→ DATA SUPPLIED:
___

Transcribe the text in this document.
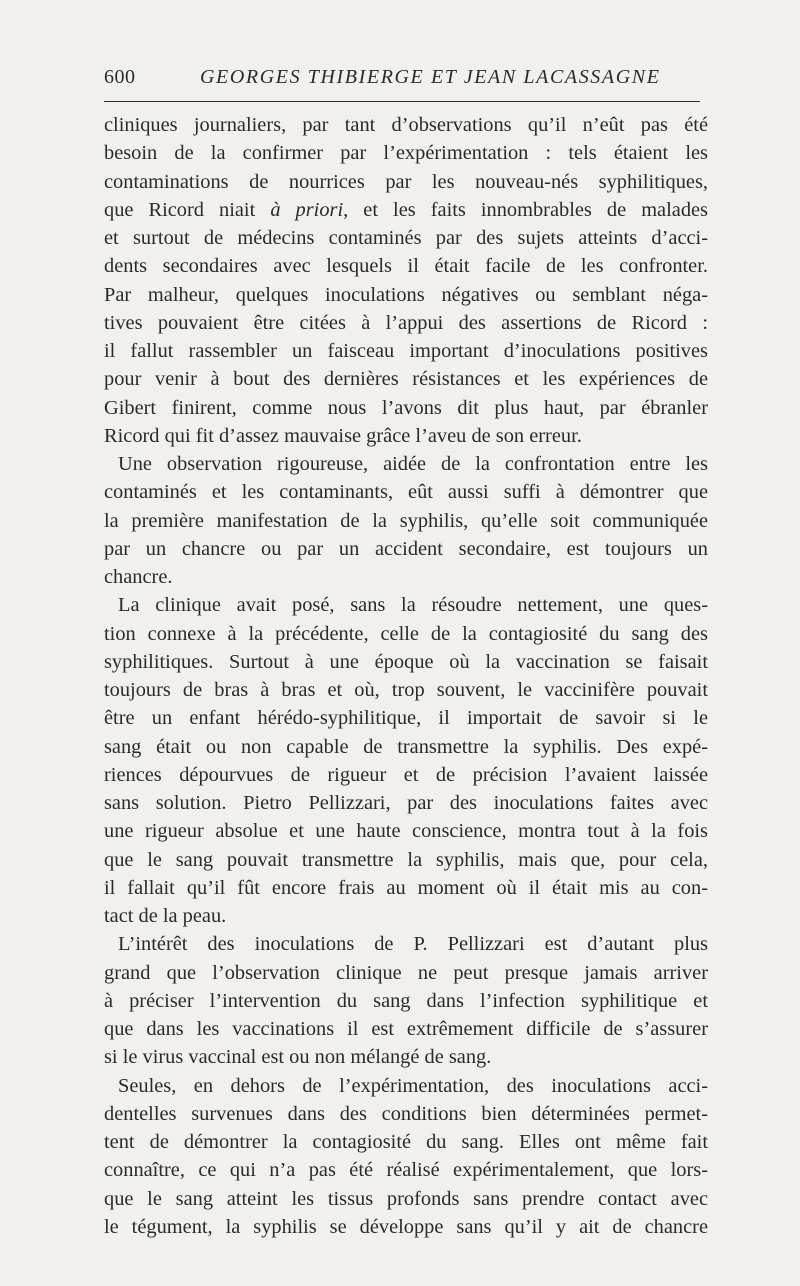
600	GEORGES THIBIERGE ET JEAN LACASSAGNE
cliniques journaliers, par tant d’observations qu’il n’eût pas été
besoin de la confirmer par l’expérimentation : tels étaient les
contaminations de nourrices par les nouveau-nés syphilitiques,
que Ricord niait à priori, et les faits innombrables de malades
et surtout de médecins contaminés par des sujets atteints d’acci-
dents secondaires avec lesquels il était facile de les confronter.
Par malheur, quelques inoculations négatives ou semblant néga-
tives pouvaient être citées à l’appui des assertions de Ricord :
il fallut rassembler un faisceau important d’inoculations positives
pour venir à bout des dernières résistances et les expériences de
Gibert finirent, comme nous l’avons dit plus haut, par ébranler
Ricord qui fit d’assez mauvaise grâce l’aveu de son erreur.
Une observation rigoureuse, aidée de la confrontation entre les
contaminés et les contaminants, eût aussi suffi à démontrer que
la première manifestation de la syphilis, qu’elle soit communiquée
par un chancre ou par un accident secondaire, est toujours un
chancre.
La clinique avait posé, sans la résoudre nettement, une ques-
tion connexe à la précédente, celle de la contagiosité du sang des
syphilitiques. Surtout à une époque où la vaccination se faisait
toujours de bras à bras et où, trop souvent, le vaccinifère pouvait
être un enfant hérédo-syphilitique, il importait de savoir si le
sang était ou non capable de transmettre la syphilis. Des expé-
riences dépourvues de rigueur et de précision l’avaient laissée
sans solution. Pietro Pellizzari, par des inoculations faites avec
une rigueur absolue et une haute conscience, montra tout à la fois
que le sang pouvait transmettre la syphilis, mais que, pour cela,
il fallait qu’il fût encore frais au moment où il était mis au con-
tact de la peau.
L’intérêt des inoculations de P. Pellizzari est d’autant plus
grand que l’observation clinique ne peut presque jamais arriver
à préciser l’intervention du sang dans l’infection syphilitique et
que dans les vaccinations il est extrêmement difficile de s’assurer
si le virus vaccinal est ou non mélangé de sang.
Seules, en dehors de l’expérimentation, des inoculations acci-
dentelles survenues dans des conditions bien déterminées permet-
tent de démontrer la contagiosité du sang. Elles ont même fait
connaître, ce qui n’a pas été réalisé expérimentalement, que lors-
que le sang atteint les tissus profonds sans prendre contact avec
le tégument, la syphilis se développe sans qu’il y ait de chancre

___

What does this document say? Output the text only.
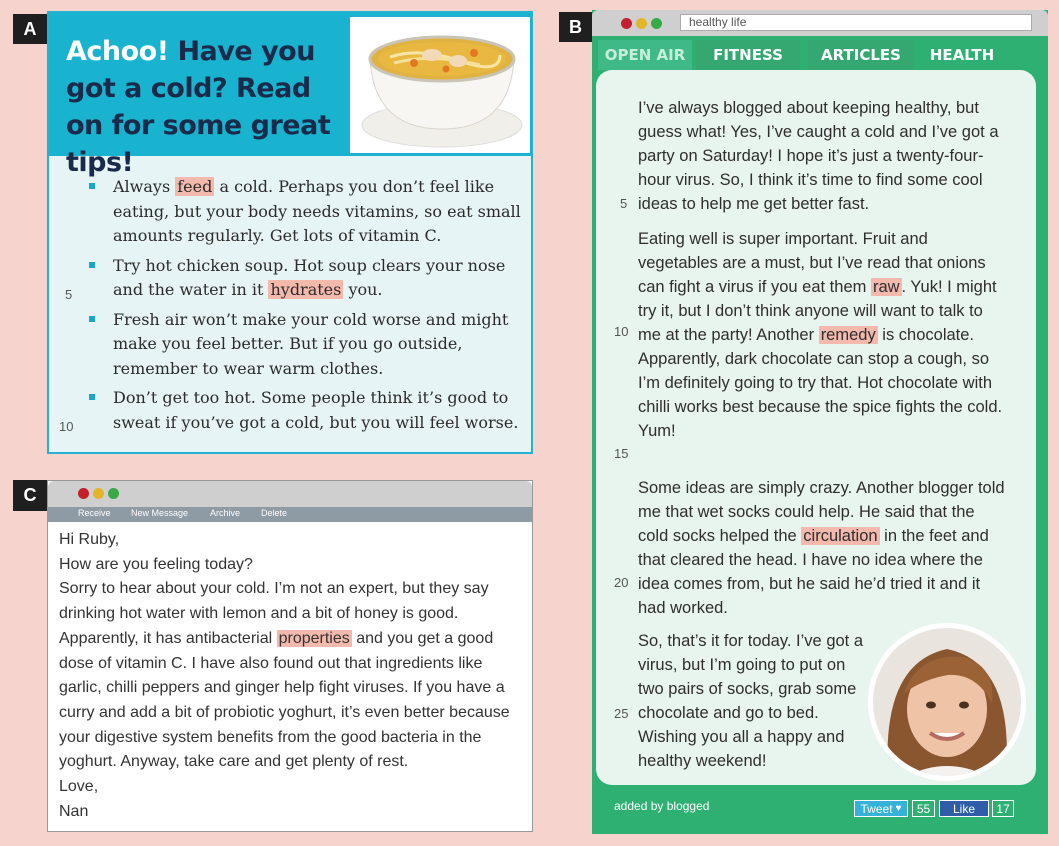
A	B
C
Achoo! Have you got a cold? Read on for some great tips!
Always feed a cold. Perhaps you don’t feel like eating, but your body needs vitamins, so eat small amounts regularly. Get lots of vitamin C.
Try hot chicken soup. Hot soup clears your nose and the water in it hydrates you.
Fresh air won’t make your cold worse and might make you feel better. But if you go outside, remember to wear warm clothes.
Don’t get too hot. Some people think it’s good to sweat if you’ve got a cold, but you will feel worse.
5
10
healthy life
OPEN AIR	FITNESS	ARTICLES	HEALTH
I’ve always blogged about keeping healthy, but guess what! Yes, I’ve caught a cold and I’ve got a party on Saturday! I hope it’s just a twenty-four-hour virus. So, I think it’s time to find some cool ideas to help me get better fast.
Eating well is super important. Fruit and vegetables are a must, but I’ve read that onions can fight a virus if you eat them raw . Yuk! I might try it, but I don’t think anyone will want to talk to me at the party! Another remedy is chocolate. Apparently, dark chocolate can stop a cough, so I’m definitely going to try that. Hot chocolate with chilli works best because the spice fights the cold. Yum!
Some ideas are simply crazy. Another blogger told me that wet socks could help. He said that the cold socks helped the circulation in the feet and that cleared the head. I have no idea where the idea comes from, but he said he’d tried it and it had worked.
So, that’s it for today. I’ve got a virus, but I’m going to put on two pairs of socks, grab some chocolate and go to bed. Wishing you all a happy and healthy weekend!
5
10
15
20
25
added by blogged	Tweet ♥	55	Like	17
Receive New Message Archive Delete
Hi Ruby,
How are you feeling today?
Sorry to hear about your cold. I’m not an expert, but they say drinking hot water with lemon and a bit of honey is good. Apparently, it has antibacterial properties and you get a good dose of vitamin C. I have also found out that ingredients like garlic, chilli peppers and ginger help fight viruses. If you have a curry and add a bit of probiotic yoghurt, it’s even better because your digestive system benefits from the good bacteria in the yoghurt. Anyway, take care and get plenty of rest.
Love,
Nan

___

→ EXERCISE GOAL: Only lines containing the word "était" should be copied from the material above.

→ ANSWER BOX:
dents secondaires avec lesquels il était facile de les confronter.
sang était ou non capable de transmettre la syphilis. Des expé-
il fallait qu’il fût encore frais au moment où il était mis au con-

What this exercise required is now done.